* BEGIN Available data *

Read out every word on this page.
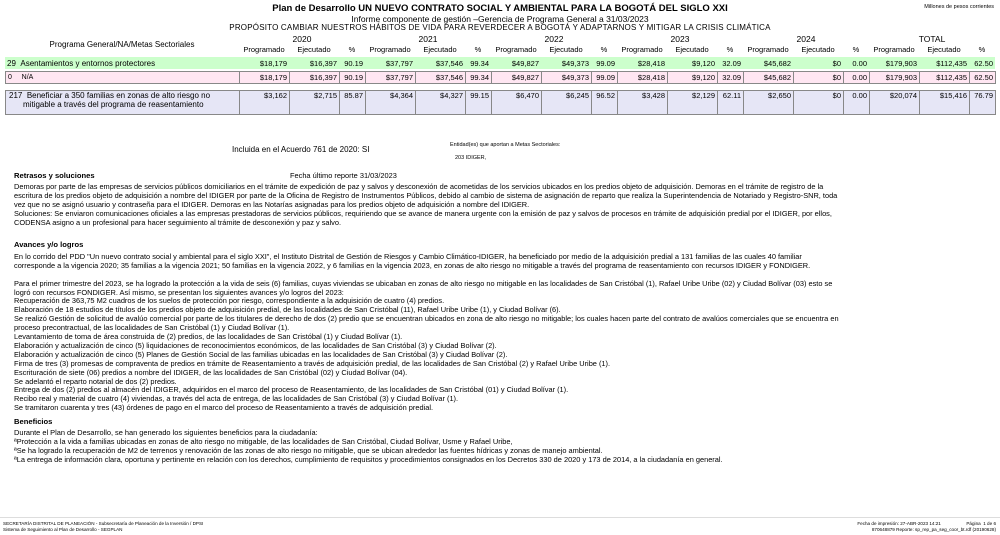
Plan de Desarrollo UN NUEVO CONTRATO SOCIAL Y AMBIENTAL PARA LA BOGOTÁ DEL SIGLO XXI
Informe componente de gestión –Gerencia de Programa General a 31/03/2023
PROPÓSITO CAMBIAR NUESTROS HÁBITOS DE VIDA PARA REVERDECER A BOGOTÁ Y ADAPTARNOS Y MITIGAR LA CRISIS CLIMÁTICA
Millones de pesos corrientes
Programa General/NA/Metas Sectoriales	2020			2021			2022			2023			2024			TOTAL		
	Programado	Ejecutado	%	Programado	Ejecutado	%	Programado	Ejecutado	%	Programado	Ejecutado	%	Programado	Ejecutado	%	Programado	Ejecutado	%
29 Asentamientos y entornos protectores	$18,179	$16,397	90.19	$37,797	$37,546	99.34	$49,827	$49,373	99.09	$28,418	$9,120	32.09	$45,682	$0	0.00	$179,903	$112,435	62.50
0 N/A	$18,179	$16,397	90.19	$37,797	$37,546	99.34	$49,827	$49,373	99.09	$28,418	$9,120	32.09	$45,682	$0	0.00	$179,903	$112,435	62.50
217 Beneficiar a 350 familias en zonas de alto riesgo no
mitigable a través del programa de reasentamiento	$3,162	$2,715	85.87	$4,364	$4,327	99.15	$6,470	$6,245	96.52	$3,428	$2,129	62.11	$2,650	$0	0.00	$20,074	$15,416	76.79
Incluida en el Acuerdo 761 de 2020: SI	Entidad(es) que aportan a Metas Sectoriales:
203 IDIGER,
Retrasos y soluciones	Fecha último reporte 31/03/2023
Demoras por parte de las empresas de servicios públicos domiciliarios en el trámite de expedición de paz y salvos y desconexión de acometidas de los servicios ubicados en los predios objeto de adquisición. Demoras en el trámite de registro de la
escritura de los predios objeto de adquisición a nombre del IDIGER por parte de la Oficina de Registro de Instrumentos Públicos, debido al cambio de sistema de asignación de reparto que realiza la Superintendencia de Notariado y Registro-SNR, toda
vez que no se asignó usuario y contraseña para el IDIGER. Demoras en las Notarías asignadas para los predios objeto de adquisición a nombre del IDIGER.
Soluciones: Se enviaron comunicaciones oficiales a las empresas prestadoras de servicios públicos, requiriendo que se avance de manera urgente con la emisión de paz y salvos de procesos en trámite de adquisición predial por el IDIGER, por ellos,
CODENSA asigno a un profesional para hacer seguimiento al trámite de desconexión y paz y salvo.
Avances y/o logros
En lo corrido del PDD "Un nuevo contrato social y ambiental para el siglo XXI", el Instituto Distrital de Gestión de Riesgos y Cambio Climático-IDIGER, ha beneficiado por medio de la adquisición predial a 131 familias de las cuales 40 familiar
corresponde a la vigencia 2020; 35 familias a la vigencia 2021; 50 familias en la vigencia 2022, y 6 familias en la vigencia 2023, en zonas de alto riesgo no mitigable a través del programa de reasentamiento con recursos IDIGER y FONDIGER.
Para el primer trimestre del 2023, se ha logrado la protección a la vida de seis (6) familias, cuyas viviendas se ubicaban en zonas de alto riesgo no mitigable en las localidades de San Cristóbal (1), Rafael Uribe Uribe (02) y Ciudad Bolívar (03) esto se
logró con recursos FONDIGER. Así mismo, se presentan los siguientes avances y/o logros del 2023:
Recuperación de 363,75 M2 cuadros de los suelos de protección por riesgo, correspondiente a la adquisición de cuatro (4) predios.
Elaboración de 18 estudios de títulos de los predios objeto de adquisición predial, de las localidades de San Cristóbal (11), Rafael Uribe Uribe (1), y Ciudad Bolívar (6).
Se realizó Gestión de solicitud de avalúo comercial por parte de los titulares de derecho de dos (2) predio que se encuentran ubicados en zona de alto riesgo no mitigable; los cuales hacen parte del contrato de avalúos comerciales que se encuentra en
proceso precontractual, de las localidades de San Cristóbal (1) y Ciudad Bolívar (1).
Levantamiento de toma de área construida de (2) predios, de las localidades de San Cristóbal (1) y Ciudad Bolívar (1).
Elaboración y actualización de cinco (5) liquidaciones de reconocimientos económicos, de las localidades de San Cristóbal (3) y Ciudad Bolívar (2).
Elaboración y actualización de cinco (5) Planes de Gestión Social de las familias ubicadas en las localidades de San Cristóbal (3) y Ciudad Bolívar (2).
Firma de tres (3) promesas de compraventa de predios en trámite de Reasentamiento a través de adquisición predial, de las localidades de San Cristóbal (2) y Rafael Uribe Uribe (1).
Escrituración de siete (06) predios a nombre del IDIGER, de las localidades de San Cristóbal (02) y Ciudad Bolívar (04).
Se adelantó el reparto notarial de dos (2) predios.
Entrega de dos (2) predios al almacén del IDIGER, adquiridos en el marco del proceso de Reasentamiento, de las localidades de San Cristóbal (01) y Ciudad Bolívar (1).
Recibo real y material de cuatro (4) viviendas, a través del acta de entrega, de las localidades de San Cristóbal (3) y Ciudad Bolívar (1).
Se tramitaron cuarenta y tres (43) órdenes de pago en el marco del proceso de Reasentamiento a través de adquisición predial.
Beneficios
Durante el Plan de Desarrollo, se han generado los siguientes beneficios para la ciudadanía:
ªProtección a la vida a familias ubicadas en zonas de alto riesgo no mitigable, de las localidades de San Cristóbal, Ciudad Bolívar, Usme y Rafael Uribe,
ªSe ha logrado la recuperación de M2 de terrenos y renovación de las zonas de alto riesgo no mitigable, que se ubican alrededor las fuentes hídricas y zonas de manejo ambiental.
ªLa entrega de información clara, oportuna y pertinente en relación con los derechos, cumplimiento de requisitos y procedimientos consignados en los Decretos 330 de 2020 y 173 de 2014, a la ciudadanía en general.
SECRETARÍA DISTRITAL DE PLANEACIÓN - Subsecretaría de Planeación de la Inversión / DPSI
Sistema de Seguimiento al Plan de Desarrollo - SEGPLAN
Fecha de impresión: 27-ABR-2023 14:21                    Página  1 de 6
870648879 Reporte: sp_rep_pa_seg_coor_bt.rdf (20190628)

* END Available data *

Go through the records above, find every line with the word "actualización", and list those lines.

## Solution
Elaboración y actualización de cinco (5) liquidaciones de reconocimientos económicos, de las localidades de San Cristóbal (3) y Ciudad Bolívar (2).
Elaboración y actualización de cinco (5) Planes de Gestión Social de las familias ubicadas en las localidades de San Cristóbal (3) y Ciudad Bolívar (2).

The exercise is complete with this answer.